◆ WRITTEN PROBLEM
Return each line that holds the word "frac".

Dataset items

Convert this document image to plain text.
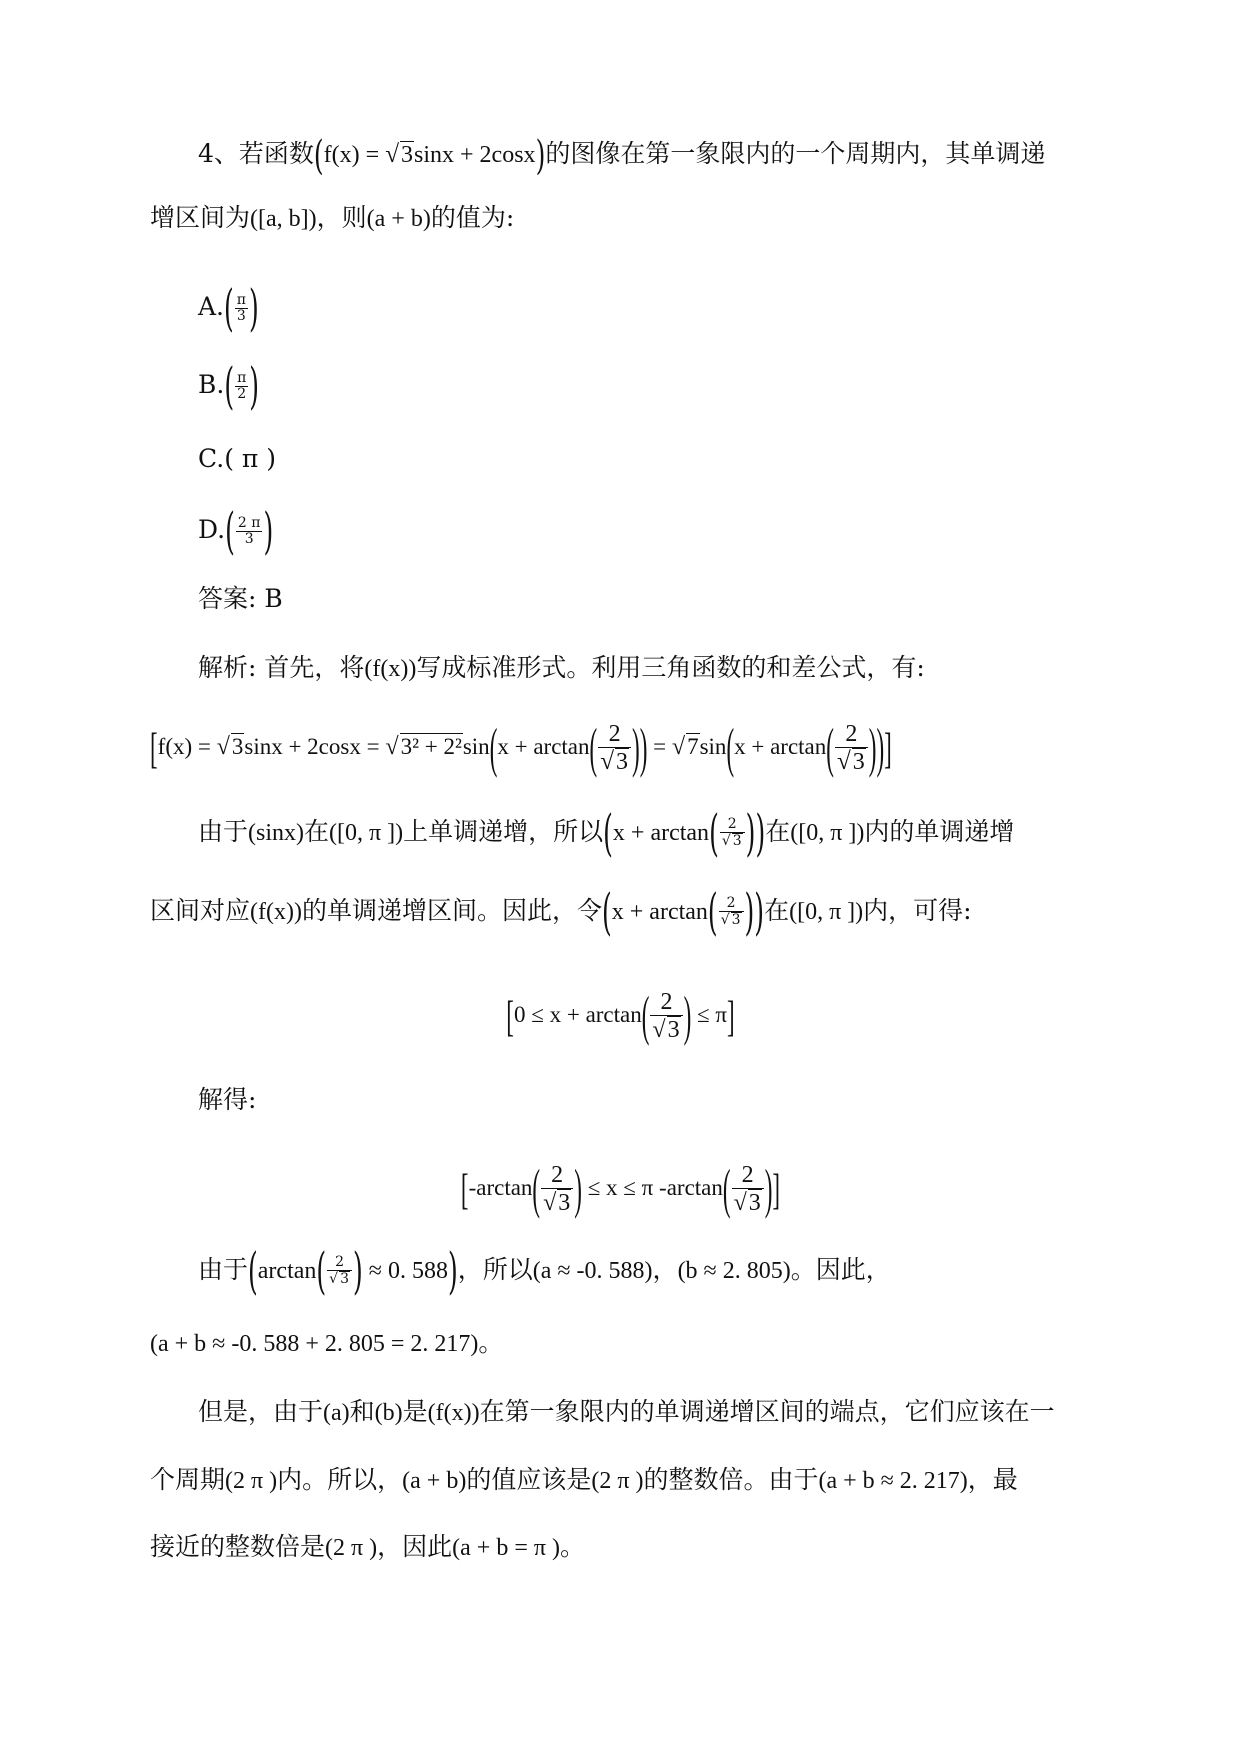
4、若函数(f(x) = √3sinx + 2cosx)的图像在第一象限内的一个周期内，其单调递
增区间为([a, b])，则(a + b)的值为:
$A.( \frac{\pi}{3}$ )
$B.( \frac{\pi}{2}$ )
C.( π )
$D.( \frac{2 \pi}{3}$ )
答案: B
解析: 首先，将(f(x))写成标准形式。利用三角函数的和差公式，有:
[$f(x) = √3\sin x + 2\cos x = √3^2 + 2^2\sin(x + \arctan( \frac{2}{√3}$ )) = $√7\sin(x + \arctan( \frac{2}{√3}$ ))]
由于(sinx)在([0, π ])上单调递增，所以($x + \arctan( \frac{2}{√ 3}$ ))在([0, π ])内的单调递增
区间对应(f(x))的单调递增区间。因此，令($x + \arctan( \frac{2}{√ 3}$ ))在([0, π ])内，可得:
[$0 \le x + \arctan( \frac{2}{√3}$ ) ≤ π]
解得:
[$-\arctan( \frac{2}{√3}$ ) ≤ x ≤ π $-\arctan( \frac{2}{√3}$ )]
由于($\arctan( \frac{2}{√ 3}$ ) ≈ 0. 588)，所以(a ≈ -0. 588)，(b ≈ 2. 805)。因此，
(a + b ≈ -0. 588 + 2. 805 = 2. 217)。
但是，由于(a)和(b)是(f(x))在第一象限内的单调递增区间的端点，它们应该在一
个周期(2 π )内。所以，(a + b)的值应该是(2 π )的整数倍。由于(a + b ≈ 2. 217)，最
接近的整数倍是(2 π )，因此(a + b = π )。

==

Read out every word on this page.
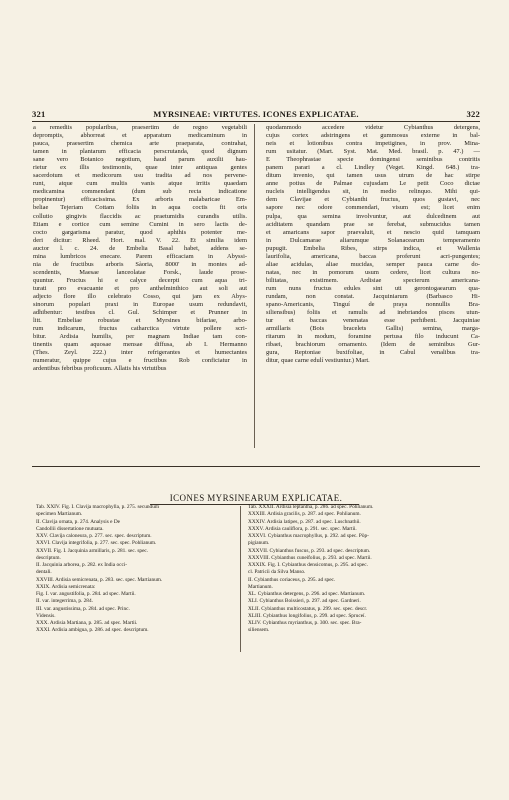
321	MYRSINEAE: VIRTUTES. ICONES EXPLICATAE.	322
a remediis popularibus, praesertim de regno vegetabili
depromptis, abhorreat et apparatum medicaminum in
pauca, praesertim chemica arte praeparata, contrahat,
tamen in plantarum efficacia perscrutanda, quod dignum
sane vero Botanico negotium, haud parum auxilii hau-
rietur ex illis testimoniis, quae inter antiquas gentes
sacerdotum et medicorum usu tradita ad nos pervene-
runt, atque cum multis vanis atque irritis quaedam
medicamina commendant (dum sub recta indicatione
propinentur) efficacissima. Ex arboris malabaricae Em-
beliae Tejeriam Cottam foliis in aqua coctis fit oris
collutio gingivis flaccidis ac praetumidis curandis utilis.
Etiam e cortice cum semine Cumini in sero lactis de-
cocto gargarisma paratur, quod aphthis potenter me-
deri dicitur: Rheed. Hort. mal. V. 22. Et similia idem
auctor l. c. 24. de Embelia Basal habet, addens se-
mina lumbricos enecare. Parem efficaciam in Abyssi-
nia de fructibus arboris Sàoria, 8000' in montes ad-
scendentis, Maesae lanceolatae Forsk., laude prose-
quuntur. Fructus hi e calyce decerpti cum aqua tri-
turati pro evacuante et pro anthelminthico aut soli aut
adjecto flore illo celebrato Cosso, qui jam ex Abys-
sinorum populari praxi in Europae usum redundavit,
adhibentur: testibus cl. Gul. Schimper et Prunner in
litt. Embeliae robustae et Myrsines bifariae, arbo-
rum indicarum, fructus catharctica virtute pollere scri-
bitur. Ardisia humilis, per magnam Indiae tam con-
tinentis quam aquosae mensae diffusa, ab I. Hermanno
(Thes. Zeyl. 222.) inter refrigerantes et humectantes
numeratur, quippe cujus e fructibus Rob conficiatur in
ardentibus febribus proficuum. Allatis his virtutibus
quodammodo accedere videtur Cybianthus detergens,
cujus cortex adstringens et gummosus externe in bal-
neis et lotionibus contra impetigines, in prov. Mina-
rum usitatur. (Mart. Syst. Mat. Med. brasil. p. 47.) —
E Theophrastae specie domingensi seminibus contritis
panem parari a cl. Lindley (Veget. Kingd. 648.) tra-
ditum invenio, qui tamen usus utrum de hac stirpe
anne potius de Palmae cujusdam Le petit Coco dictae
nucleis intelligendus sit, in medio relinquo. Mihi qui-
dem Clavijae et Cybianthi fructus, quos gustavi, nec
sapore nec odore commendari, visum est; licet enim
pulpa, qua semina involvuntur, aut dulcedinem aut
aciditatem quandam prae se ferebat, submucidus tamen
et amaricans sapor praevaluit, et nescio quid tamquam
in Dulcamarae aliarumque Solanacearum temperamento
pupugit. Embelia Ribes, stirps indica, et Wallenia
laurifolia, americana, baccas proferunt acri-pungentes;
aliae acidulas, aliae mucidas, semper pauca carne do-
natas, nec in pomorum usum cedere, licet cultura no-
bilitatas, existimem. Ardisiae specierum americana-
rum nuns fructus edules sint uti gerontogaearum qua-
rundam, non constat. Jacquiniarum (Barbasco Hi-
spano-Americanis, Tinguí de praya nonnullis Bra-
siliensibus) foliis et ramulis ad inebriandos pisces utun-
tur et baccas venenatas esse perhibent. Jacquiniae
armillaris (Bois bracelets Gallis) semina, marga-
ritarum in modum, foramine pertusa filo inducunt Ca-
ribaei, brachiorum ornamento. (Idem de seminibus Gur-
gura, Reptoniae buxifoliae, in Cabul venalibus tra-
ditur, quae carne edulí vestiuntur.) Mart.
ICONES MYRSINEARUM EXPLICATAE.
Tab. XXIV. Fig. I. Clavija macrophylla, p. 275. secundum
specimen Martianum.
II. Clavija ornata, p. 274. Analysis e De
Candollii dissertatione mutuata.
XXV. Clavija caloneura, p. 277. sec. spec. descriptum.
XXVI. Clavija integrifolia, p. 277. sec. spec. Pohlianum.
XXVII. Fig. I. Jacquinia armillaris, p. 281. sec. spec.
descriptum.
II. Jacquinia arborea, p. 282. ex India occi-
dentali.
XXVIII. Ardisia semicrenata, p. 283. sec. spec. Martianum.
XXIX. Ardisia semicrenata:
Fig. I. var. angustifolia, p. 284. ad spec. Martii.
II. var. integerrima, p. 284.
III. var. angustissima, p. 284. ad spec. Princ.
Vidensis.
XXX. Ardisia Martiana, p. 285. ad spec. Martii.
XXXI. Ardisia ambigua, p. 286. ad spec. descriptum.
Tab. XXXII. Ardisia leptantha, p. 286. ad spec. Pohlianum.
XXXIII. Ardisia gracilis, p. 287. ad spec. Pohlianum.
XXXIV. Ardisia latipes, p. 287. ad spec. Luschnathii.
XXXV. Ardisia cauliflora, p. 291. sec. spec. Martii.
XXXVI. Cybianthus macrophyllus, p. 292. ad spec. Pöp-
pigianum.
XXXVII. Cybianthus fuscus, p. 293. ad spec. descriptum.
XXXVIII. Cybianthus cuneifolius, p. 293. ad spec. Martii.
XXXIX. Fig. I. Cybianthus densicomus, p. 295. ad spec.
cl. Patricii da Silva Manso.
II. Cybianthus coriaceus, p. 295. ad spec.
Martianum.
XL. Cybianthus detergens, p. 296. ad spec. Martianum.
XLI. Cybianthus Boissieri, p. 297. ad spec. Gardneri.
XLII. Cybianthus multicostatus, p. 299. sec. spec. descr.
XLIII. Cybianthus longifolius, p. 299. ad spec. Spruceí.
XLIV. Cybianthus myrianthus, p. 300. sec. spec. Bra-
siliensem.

◆ WRITTEN SOLUTION
$A.( \frac{\pi}{3}$ )
$B.( \frac{\pi}{2}$ )
$D.( \frac{2 \pi}{3}$ )
[$f(x) = √3\sin x + 2\cos x = √3^2 + 2^2\sin(x + \arctan( \frac{2}{√3}$ )) = $√7\sin(x + \arctan( \frac{2}{√3}$ ))]
由于(sinx)在([0, π ])上单调递增，所以($x + \arctan( \frac{2}{√ 3}$ ))在([0, π ])内的单调递增
区间对应(f(x))的单调递增区间。因此，令($x + \arctan( \frac{2}{√ 3}$ ))在([0, π ])内，可得:
[$0 \le x + \arctan( \frac{2}{√3}$ ) ≤ π]
[$-\arctan( \frac{2}{√3}$ ) ≤ x ≤ π $-\arctan( \frac{2}{√3}$ )]
由于($\arctan( \frac{2}{√ 3}$ ) ≈ 0. 588)，所以(a ≈ -0. 588)，(b ≈ 2. 805)。因此，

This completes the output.